> _Set task_
For the data below, work out how many lines contain the word "Autodesk" and supply only that number.

Stored data
★ ★ ★ ★ ★ ★ ★

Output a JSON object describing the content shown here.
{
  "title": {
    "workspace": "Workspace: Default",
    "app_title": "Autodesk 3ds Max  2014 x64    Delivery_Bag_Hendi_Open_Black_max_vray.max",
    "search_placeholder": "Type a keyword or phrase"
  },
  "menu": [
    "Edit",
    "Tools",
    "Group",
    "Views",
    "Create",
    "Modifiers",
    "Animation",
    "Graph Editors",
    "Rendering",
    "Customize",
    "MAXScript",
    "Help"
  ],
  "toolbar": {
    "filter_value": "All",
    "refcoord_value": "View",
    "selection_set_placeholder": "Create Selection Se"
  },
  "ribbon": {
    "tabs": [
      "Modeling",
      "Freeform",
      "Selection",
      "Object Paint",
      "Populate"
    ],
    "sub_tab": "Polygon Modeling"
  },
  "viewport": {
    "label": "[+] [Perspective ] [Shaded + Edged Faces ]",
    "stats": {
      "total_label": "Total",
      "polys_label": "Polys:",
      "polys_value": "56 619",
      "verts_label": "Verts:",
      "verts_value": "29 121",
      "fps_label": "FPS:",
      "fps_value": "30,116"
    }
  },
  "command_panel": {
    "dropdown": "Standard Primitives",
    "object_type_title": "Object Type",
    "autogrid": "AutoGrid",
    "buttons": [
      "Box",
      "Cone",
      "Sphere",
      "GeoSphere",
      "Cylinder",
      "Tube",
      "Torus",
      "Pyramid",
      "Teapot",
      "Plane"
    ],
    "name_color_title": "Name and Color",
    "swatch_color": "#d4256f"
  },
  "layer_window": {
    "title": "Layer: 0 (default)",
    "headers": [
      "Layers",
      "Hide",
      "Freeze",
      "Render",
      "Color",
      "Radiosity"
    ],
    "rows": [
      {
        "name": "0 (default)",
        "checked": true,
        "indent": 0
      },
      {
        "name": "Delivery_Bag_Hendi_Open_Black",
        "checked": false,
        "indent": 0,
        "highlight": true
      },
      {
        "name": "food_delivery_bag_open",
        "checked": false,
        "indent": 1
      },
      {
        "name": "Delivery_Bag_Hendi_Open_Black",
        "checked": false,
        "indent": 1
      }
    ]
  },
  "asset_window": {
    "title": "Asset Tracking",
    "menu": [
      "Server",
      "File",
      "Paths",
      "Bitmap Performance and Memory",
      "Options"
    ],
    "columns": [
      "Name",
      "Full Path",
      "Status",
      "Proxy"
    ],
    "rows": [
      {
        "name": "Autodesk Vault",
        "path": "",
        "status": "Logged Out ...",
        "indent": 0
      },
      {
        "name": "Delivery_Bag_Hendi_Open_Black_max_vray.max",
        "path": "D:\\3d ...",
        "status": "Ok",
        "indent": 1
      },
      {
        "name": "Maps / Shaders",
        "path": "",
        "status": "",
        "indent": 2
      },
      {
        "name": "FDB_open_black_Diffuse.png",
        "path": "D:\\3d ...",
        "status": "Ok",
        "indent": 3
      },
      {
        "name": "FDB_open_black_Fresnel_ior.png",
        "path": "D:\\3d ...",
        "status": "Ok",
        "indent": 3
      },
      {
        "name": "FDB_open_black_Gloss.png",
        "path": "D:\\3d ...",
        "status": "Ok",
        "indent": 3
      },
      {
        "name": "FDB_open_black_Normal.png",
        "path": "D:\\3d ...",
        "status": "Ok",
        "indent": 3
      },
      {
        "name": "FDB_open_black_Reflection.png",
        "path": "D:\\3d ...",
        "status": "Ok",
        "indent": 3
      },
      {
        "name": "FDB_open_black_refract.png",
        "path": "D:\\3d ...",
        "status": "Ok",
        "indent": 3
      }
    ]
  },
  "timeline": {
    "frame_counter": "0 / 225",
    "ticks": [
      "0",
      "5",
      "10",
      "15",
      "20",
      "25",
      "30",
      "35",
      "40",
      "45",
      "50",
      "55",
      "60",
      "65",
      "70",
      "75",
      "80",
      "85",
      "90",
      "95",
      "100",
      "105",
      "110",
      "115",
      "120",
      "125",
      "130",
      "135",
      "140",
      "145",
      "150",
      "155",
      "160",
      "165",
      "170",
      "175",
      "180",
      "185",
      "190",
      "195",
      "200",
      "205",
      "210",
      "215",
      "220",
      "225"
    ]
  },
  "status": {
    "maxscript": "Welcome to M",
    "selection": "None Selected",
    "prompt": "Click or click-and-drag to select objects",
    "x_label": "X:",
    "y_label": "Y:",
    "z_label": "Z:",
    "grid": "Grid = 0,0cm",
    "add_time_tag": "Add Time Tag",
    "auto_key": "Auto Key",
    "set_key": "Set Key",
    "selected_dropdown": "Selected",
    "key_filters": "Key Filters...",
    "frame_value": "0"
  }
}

★ ★ ★ ★ ★ ★ ★

> _Task solution_
2